■ Source:
════════════════
From owner-freebsd-hackers  Mon May 22 05:01:25 1995
Return-Path: hackers-owner
Received: (from majordom@localhost)
          by freefall.cdrom.com (8.6.10/8.6.6) id FAA22821
          for hackers-outgoing; Mon, 22 May 1995 05:01:25 -0700
Received: from hda.com (hda.com [199.232.40.182])
          by freefall.cdrom.com (8.6.10/8.6.6) with ESMTP id FAA22814
          for <hackers@FreeBSD.org>; Mon, 22 May 1995 05:01:22 -0700
Received: (dufault@localhost) by hda.com (8.6.9/8.3) id IAA20247; Mon, 22 May 1995 08:01:43 -0400
From: Peter Dufault <dufault@hda.com>
Message-Id: <199505221201.IAA20247@hda.com>
Subject: Re: kern/430: bug in tape drivers (fwd)
To: bugs@ns1.win.net (Mark Hittinger)
Date: Mon, 22 May 1995 08:01:43 -0400 (EDT)
════════════════
■ Requests:
• a. Answer these from the message header:
(i) What is the subject line of the message?
(ii) To whom is the message addressed?
(iii) What IP address is listed for hda.com?
• b. Reproduce everything in the message header from "by freefall.cdrom.com (8.6.10/8.6.6) id" down to "bugs@ns1.win.net (Mark Hittinger)", copied character for character.
The entries below the message header can be set aside; nothing here depends on them.
════════════════
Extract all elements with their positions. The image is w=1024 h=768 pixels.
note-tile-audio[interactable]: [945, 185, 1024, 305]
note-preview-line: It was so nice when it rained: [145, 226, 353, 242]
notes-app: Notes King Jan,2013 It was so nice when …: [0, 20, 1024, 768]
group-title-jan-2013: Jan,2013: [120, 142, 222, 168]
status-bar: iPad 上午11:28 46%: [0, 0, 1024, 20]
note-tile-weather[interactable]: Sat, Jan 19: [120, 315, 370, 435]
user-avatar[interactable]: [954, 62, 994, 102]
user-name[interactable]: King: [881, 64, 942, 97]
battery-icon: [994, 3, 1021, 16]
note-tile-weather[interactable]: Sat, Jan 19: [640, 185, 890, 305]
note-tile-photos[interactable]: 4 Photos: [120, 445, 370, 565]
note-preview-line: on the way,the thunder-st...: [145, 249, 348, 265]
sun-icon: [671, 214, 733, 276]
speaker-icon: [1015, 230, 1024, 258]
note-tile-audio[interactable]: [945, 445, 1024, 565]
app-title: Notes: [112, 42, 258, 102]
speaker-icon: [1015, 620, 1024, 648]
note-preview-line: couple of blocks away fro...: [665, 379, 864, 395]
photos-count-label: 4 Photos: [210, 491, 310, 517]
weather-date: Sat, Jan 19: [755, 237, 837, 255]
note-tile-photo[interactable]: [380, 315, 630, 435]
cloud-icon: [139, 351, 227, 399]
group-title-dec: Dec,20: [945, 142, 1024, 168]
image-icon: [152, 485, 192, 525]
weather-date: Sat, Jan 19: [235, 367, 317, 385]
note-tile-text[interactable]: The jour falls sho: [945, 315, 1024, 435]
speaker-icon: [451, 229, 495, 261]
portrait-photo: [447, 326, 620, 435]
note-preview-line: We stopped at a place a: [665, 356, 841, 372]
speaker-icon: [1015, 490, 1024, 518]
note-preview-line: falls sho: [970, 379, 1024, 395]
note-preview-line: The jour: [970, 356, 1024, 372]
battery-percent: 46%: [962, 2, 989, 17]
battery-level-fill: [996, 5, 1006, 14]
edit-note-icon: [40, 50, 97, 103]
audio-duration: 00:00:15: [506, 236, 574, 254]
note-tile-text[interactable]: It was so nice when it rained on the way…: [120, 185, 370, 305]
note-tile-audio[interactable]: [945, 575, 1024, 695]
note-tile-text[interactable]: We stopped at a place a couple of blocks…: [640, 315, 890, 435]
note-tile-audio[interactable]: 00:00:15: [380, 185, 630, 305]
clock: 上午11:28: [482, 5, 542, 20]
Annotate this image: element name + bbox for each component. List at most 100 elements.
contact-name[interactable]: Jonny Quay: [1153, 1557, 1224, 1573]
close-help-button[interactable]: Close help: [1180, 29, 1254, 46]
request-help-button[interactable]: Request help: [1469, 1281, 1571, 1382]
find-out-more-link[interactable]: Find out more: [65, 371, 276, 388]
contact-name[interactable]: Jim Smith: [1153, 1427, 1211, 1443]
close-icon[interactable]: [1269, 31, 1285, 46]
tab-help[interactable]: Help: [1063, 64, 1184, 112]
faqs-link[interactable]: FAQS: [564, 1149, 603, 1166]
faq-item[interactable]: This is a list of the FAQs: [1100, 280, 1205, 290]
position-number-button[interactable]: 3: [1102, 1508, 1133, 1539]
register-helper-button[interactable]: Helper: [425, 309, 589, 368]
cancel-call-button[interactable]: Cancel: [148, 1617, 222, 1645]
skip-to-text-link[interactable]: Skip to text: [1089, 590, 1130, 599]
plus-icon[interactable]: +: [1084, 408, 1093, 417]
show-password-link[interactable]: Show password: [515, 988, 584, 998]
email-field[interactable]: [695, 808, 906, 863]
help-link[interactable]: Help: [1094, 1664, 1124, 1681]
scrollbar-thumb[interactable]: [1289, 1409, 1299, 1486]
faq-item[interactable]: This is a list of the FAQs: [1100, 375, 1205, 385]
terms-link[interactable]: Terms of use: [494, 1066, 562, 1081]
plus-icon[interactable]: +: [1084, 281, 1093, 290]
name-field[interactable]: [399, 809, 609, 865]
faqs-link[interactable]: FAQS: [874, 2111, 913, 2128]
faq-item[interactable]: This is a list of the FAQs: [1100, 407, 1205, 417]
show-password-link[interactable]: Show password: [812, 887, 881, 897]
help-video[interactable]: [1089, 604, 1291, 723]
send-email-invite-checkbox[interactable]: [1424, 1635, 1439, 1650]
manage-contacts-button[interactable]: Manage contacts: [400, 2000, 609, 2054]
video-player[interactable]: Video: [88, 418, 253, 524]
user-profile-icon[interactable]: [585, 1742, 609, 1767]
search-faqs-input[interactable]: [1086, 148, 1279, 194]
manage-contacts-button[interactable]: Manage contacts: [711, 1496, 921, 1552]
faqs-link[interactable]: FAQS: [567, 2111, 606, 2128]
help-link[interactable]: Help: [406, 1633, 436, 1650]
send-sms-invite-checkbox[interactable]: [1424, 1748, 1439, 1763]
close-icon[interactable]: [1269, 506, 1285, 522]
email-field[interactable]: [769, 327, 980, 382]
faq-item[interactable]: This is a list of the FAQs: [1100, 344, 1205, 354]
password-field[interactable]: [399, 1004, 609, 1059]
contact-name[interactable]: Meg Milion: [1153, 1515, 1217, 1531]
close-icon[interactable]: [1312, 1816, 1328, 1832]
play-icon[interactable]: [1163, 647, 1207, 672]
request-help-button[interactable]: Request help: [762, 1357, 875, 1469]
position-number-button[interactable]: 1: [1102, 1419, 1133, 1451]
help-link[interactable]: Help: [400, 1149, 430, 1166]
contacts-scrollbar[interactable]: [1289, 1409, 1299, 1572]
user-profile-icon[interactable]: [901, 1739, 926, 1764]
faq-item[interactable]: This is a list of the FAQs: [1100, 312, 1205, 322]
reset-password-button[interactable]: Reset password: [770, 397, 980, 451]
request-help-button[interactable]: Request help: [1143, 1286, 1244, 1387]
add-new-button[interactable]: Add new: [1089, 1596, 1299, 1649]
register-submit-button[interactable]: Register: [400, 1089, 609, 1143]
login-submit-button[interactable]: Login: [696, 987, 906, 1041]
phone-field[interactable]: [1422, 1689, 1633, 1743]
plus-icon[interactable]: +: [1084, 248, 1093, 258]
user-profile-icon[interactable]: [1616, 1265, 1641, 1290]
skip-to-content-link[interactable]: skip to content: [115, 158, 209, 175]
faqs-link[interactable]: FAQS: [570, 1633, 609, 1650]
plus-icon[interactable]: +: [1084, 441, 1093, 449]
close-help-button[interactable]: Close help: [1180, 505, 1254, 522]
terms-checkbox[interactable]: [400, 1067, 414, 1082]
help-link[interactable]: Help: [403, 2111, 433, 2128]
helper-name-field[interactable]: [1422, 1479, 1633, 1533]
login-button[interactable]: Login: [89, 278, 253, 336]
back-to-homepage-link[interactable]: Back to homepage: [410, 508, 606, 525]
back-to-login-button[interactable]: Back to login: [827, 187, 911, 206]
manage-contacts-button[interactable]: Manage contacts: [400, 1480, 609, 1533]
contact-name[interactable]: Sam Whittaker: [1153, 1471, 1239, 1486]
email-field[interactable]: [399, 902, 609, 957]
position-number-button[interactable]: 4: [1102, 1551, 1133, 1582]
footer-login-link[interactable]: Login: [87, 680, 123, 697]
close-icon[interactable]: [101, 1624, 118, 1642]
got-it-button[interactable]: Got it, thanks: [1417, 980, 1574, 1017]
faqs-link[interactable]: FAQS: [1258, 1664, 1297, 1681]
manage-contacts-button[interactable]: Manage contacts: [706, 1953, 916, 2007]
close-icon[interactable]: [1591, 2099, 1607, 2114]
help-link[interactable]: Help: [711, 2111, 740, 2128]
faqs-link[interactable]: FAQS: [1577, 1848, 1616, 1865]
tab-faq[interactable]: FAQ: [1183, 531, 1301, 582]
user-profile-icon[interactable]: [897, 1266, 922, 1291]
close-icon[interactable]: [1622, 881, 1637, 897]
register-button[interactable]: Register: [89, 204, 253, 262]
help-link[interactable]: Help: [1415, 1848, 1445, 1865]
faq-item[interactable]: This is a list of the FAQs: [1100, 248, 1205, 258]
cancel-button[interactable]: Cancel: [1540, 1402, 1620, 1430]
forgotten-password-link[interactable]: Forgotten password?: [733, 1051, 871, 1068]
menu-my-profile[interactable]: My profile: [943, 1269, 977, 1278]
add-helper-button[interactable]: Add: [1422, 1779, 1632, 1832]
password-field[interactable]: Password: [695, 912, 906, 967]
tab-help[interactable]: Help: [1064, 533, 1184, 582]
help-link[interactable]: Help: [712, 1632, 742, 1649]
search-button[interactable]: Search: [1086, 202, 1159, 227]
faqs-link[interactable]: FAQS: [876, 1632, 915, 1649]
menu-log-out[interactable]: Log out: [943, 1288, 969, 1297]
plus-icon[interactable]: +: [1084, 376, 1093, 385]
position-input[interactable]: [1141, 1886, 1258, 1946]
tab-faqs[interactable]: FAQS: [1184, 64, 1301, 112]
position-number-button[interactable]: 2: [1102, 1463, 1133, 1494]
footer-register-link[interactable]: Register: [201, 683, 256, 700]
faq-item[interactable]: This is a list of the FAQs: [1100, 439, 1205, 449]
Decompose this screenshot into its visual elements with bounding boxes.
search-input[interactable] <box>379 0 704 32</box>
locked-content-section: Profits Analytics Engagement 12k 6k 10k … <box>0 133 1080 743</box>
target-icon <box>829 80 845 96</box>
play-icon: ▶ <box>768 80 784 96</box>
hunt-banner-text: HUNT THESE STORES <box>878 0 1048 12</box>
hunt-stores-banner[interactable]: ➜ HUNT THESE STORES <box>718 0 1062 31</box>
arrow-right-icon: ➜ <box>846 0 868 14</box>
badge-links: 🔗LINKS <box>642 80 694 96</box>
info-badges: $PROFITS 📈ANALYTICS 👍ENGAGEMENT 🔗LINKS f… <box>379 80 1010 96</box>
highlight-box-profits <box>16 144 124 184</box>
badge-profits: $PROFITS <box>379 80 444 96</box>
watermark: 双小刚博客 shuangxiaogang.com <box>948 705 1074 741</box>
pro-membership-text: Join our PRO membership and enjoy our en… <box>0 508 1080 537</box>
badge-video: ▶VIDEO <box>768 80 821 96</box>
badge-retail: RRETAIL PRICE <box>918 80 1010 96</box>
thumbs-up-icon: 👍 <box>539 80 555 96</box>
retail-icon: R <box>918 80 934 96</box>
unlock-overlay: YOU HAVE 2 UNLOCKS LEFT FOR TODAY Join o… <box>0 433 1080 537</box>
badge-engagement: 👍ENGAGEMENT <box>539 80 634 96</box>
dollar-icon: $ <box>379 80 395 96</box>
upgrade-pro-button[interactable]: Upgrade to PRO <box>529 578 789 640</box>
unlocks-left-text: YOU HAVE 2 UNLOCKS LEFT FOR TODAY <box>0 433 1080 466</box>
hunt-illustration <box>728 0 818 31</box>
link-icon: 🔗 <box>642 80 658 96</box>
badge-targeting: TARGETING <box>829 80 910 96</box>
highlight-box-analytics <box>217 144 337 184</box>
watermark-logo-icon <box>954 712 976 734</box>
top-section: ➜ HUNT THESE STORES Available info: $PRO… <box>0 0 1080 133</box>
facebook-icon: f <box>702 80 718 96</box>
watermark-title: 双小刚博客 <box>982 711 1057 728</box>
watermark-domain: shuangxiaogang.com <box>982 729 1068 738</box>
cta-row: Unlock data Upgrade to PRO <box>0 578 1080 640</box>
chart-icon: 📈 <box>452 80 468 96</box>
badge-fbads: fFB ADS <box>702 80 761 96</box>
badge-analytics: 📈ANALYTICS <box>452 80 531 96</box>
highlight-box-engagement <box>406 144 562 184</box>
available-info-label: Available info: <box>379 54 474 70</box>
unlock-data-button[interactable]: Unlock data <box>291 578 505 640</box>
════════════════
■ Response list:
• a.
(i) Re: kern/430: bug in tape drivers (fwd)
(ii) bugs@ns1.win.net (Mark Hittinger)
(iii) 199.232.40.182

• b.
by freefall.cdrom.com (8.6.10/8.6.6) id FAA22821
          for hackers-outgoing; Mon, 22 May 1995 05:01:25 -0700
Received: from hda.com (hda.com [199.232.40.182])
          by freefall.cdrom.com (8.6.10/8.6.6) with ESMTP id FAA22814
          for <hackers@FreeBSD.org>; Mon, 22 May 1995 05:01:22 -0700
Received: (dufault@localhost) by hda.com (8.6.9/8.3) id IAA20247; Mon, 22 May 1995 08:01:43 -0400
From: Peter Dufault <dufault@hda.com>
Message-Id: <199505221201.IAA20247@hda.com>
Subject: Re: kern/430: bug in tape drivers (fwd)
To: bugs@ns1.win.net (Mark Hittinger)